* START SUPPLIED DATA *

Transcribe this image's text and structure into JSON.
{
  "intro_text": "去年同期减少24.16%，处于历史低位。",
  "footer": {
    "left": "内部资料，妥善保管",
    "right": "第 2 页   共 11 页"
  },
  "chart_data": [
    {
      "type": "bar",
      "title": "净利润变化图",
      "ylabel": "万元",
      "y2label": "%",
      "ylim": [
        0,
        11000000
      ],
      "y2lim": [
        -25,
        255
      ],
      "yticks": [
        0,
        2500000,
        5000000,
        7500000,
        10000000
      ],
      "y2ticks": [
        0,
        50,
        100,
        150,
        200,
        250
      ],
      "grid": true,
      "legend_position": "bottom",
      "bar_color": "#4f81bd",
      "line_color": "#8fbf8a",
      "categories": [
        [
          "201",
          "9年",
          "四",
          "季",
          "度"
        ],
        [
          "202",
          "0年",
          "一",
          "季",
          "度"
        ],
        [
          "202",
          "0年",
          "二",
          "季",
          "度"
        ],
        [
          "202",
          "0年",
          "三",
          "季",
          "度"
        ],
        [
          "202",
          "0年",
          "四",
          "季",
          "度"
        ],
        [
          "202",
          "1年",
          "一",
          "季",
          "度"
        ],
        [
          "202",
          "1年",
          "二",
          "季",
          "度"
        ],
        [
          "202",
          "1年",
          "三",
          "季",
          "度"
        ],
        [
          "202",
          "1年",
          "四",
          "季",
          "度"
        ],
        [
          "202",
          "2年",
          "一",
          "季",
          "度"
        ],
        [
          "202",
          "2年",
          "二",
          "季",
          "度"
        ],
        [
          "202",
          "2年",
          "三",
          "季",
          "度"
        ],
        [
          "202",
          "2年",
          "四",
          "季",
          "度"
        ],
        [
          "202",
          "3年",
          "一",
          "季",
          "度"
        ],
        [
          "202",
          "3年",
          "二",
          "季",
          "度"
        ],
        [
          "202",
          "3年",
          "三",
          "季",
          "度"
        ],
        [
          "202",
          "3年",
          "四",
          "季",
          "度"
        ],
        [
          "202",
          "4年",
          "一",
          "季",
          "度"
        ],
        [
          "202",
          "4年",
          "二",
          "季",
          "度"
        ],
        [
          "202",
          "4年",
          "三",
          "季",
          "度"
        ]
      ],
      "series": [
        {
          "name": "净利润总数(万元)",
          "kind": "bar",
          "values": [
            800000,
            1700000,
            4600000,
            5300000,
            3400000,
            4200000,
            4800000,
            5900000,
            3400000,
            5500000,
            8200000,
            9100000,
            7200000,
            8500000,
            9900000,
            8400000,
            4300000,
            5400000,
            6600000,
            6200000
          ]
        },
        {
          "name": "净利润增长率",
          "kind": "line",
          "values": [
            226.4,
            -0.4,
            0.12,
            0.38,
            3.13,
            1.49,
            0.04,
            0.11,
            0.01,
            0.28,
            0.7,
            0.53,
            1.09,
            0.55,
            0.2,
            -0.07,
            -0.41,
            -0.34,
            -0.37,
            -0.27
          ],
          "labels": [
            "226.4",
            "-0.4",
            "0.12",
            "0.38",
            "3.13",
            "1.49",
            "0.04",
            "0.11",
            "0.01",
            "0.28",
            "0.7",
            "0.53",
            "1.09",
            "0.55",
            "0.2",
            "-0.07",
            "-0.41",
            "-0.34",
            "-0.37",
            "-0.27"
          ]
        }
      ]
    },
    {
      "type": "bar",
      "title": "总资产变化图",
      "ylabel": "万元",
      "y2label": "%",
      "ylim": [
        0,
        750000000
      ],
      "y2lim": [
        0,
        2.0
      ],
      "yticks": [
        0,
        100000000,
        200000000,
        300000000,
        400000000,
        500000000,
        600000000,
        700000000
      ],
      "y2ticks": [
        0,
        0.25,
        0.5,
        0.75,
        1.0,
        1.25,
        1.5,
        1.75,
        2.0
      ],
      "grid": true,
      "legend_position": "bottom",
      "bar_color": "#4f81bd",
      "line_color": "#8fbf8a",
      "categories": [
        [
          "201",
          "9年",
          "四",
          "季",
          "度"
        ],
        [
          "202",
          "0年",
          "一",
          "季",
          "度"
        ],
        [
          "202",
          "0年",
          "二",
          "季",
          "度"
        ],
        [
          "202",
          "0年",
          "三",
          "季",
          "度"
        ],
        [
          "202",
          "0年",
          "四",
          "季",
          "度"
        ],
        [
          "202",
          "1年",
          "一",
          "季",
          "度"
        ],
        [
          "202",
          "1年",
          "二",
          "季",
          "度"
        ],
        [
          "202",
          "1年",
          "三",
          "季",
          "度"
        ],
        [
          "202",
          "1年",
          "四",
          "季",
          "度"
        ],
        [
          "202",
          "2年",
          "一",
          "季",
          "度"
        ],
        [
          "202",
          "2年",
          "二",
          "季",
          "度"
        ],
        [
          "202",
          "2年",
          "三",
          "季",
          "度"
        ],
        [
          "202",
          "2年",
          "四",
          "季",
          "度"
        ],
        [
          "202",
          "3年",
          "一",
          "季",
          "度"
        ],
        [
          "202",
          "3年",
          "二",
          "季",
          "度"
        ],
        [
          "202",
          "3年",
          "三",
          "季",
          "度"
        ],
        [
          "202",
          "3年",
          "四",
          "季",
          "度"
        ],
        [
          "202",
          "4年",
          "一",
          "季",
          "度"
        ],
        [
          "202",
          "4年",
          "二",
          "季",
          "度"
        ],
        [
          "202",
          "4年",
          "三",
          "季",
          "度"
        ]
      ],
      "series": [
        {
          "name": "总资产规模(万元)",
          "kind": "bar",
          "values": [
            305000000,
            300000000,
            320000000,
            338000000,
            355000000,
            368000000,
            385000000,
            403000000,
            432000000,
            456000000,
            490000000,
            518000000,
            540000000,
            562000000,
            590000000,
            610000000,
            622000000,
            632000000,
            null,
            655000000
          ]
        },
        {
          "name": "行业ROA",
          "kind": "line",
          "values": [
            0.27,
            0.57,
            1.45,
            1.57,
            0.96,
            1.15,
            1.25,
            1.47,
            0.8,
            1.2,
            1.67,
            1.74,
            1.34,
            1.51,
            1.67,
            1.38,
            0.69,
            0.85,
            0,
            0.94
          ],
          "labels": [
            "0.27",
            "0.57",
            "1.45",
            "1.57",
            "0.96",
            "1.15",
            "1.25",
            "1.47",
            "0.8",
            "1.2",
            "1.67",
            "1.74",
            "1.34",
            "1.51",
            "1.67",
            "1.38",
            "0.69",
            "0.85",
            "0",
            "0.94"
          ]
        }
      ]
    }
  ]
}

* END SUPPLIED DATA *

STATED EXERCISE >> Transcribe the whole listing exactly.

TASK SOLUTION >>
Transcribe this image's text and structure into JSON.
{
  "intro_text": "去年同期减少24.16%，处于历史低位。",
  "footer": {
    "left": "内部资料，妥善保管",
    "right": "第 2 页   共 11 页"
  },
  "chart_data": [
    {
      "type": "bar",
      "title": "净利润变化图",
      "ylabel": "万元",
      "y2label": "%",
      "ylim": [
        0,
        11000000
      ],
      "y2lim": [
        -25,
        255
      ],
      "yticks": [
        0,
        2500000,
        5000000,
        7500000,
        10000000
      ],
      "y2ticks": [
        0,
        50,
        100,
        150,
        200,
        250
      ],
      "grid": true,
      "legend_position": "bottom",
      "bar_color": "#4f81bd",
      "line_color": "#8fbf8a",
      "categories": [
        [
          "201",
          "9年",
          "四",
          "季",
          "度"
        ],
        [
          "202",
          "0年",
          "一",
          "季",
          "度"
        ],
        [
          "202",
          "0年",
          "二",
          "季",
          "度"
        ],
        [
          "202",
          "0年",
          "三",
          "季",
          "度"
        ],
        [
          "202",
          "0年",
          "四",
          "季",
          "度"
        ],
        [
          "202",
          "1年",
          "一",
          "季",
          "度"
        ],
        [
          "202",
          "1年",
          "二",
          "季",
          "度"
        ],
        [
          "202",
          "1年",
          "三",
          "季",
          "度"
        ],
        [
          "202",
          "1年",
          "四",
          "季",
          "度"
        ],
        [
          "202",
          "2年",
          "一",
          "季",
          "度"
        ],
        [
          "202",
          "2年",
          "二",
          "季",
          "度"
        ],
        [
          "202",
          "2年",
          "三",
          "季",
          "度"
        ],
        [
          "202",
          "2年",
          "四",
          "季",
          "度"
        ],
        [
          "202",
          "3年",
          "一",
          "季",
          "度"
        ],
        [
          "202",
          "3年",
          "二",
          "季",
          "度"
        ],
        [
          "202",
          "3年",
          "三",
          "季",
          "度"
        ],
        [
          "202",
          "3年",
          "四",
          "季",
          "度"
        ],
        [
          "202",
          "4年",
          "一",
          "季",
          "度"
        ],
        [
          "202",
          "4年",
          "二",
          "季",
          "度"
        ],
        [
          "202",
          "4年",
          "三",
          "季",
          "度"
        ]
      ],
      "series": [
        {
          "name": "净利润总数(万元)",
          "kind": "bar",
          "values": [
            800000,
            1700000,
            4600000,
            5300000,
            3400000,
            4200000,
            4800000,
            5900000,
            3400000,
            5500000,
            8200000,
            9100000,
            7200000,
            8500000,
            9900000,
            8400000,
            4300000,
            5400000,
            6600000,
            6200000
          ]
        },
        {
          "name": "净利润增长率",
          "kind": "line",
          "values": [
            226.4,
            -0.4,
            0.12,
            0.38,
            3.13,
            1.49,
            0.04,
            0.11,
            0.01,
            0.28,
            0.7,
            0.53,
            1.09,
            0.55,
            0.2,
            -0.07,
            -0.41,
            -0.34,
            -0.37,
            -0.27
          ],
          "labels": [
            "226.4",
            "-0.4",
            "0.12",
            "0.38",
            "3.13",
            "1.49",
            "0.04",
            "0.11",
            "0.01",
            "0.28",
            "0.7",
            "0.53",
            "1.09",
            "0.55",
            "0.2",
            "-0.07",
            "-0.41",
            "-0.34",
            "-0.37",
            "-0.27"
          ]
        }
      ]
    },
    {
      "type": "bar",
      "title": "总资产变化图",
      "ylabel": "万元",
      "y2label": "%",
      "ylim": [
        0,
        750000000
      ],
      "y2lim": [
        0,
        2.0
      ],
      "yticks": [
        0,
        100000000,
        200000000,
        300000000,
        400000000,
        500000000,
        600000000,
        700000000
      ],
      "y2ticks": [
        0,
        0.25,
        0.5,
        0.75,
        1.0,
        1.25,
        1.5,
        1.75,
        2.0
      ],
      "grid": true,
      "legend_position": "bottom",
      "bar_color": "#4f81bd",
      "line_color": "#8fbf8a",
      "categories": [
        [
          "201",
          "9年",
          "四",
          "季",
          "度"
        ],
        [
          "202",
          "0年",
          "一",
          "季",
          "度"
        ],
        [
          "202",
          "0年",
          "二",
          "季",
          "度"
        ],
        [
          "202",
          "0年",
          "三",
          "季",
          "度"
        ],
        [
          "202",
          "0年",
          "四",
          "季",
          "度"
        ],
        [
          "202",
          "1年",
          "一",
          "季",
          "度"
        ],
        [
          "202",
          "1年",
          "二",
          "季",
          "度"
        ],
        [
          "202",
          "1年",
          "三",
          "季",
          "度"
        ],
        [
          "202",
          "1年",
          "四",
          "季",
          "度"
        ],
        [
          "202",
          "2年",
          "一",
          "季",
          "度"
        ],
        [
          "202",
          "2年",
          "二",
          "季",
          "度"
        ],
        [
          "202",
          "2年",
          "三",
          "季",
          "度"
        ],
        [
          "202",
          "2年",
          "四",
          "季",
          "度"
        ],
        [
          "202",
          "3年",
          "一",
          "季",
          "度"
        ],
        [
          "202",
          "3年",
          "二",
          "季",
          "度"
        ],
        [
          "202",
          "3年",
          "三",
          "季",
          "度"
        ],
        [
          "202",
          "3年",
          "四",
          "季",
          "度"
        ],
        [
          "202",
          "4年",
          "一",
          "季",
          "度"
        ],
        [
          "202",
          "4年",
          "二",
          "季",
          "度"
        ],
        [
          "202",
          "4年",
          "三",
          "季",
          "度"
        ]
      ],
      "series": [
        {
          "name": "总资产规模(万元)",
          "kind": "bar",
          "values": [
            305000000,
            300000000,
            320000000,
            338000000,
            355000000,
            368000000,
            385000000,
            403000000,
            432000000,
            456000000,
            490000000,
            518000000,
            540000000,
            562000000,
            590000000,
            610000000,
            622000000,
            632000000,
            null,
            655000000
          ]
        },
        {
          "name": "行业ROA",
          "kind": "line",
          "values": [
            0.27,
            0.57,
            1.45,
            1.57,
            0.96,
            1.15,
            1.25,
            1.47,
            0.8,
            1.2,
            1.67,
            1.74,
            1.34,
            1.51,
            1.67,
            1.38,
            0.69,
            0.85,
            0,
            0.94
          ],
          "labels": [
            "0.27",
            "0.57",
            "1.45",
            "1.57",
            "0.96",
            "1.15",
            "1.25",
            "1.47",
            "0.8",
            "1.2",
            "1.67",
            "1.74",
            "1.34",
            "1.51",
            "1.67",
            "1.38",
            "0.69",
            "0.85",
            "0",
            "0.94"
          ]
        }
      ]
    }
  ]
}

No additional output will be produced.